* [What is being asked] Filter the entries and keep only the lines where the string "待检测单元" appears.

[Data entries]
____
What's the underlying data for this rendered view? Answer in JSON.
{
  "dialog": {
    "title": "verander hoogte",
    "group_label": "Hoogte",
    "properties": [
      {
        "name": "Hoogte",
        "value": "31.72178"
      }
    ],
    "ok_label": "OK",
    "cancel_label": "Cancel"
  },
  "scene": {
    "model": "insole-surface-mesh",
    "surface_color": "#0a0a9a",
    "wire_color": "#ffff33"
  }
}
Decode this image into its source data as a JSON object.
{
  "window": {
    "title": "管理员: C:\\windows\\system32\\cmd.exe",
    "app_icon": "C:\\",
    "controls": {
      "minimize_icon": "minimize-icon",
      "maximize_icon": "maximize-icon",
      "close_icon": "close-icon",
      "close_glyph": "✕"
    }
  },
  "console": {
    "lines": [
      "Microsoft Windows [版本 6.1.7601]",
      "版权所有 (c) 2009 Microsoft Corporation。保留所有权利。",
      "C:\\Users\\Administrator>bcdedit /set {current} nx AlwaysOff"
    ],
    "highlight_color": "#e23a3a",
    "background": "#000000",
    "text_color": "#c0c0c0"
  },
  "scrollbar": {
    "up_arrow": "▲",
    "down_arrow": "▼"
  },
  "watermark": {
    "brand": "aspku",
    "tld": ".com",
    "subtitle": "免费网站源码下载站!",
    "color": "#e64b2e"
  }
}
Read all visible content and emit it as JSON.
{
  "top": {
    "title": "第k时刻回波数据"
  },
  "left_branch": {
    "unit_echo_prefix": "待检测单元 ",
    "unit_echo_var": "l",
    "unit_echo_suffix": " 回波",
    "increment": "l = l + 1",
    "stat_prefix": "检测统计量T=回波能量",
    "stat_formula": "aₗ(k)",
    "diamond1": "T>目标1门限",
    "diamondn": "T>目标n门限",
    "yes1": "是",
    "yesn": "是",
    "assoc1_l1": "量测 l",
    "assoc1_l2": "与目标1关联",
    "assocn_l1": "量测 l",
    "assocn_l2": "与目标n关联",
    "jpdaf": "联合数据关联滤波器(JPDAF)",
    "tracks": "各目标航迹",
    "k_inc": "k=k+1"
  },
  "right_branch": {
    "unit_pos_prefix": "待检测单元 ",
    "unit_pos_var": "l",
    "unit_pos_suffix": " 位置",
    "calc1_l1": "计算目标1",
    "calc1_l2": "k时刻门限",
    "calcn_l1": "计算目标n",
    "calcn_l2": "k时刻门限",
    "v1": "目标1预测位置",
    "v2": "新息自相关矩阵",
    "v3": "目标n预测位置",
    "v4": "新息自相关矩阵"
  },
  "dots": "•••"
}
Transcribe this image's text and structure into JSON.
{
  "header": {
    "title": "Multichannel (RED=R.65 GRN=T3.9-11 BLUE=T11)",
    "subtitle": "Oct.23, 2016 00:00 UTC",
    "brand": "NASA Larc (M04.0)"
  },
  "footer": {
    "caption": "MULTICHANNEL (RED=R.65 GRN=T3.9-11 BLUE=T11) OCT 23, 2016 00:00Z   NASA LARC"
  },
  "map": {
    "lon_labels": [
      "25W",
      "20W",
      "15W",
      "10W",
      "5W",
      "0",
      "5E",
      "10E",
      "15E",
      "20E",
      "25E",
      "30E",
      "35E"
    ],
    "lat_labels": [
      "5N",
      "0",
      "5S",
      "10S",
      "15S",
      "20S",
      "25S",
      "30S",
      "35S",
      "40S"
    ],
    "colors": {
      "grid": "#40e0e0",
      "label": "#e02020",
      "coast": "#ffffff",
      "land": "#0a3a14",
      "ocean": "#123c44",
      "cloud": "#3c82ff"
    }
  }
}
____
* [Answer below]
    "unit_echo_prefix": "待检测单元 ",
    "unit_pos_prefix": "待检测单元 ",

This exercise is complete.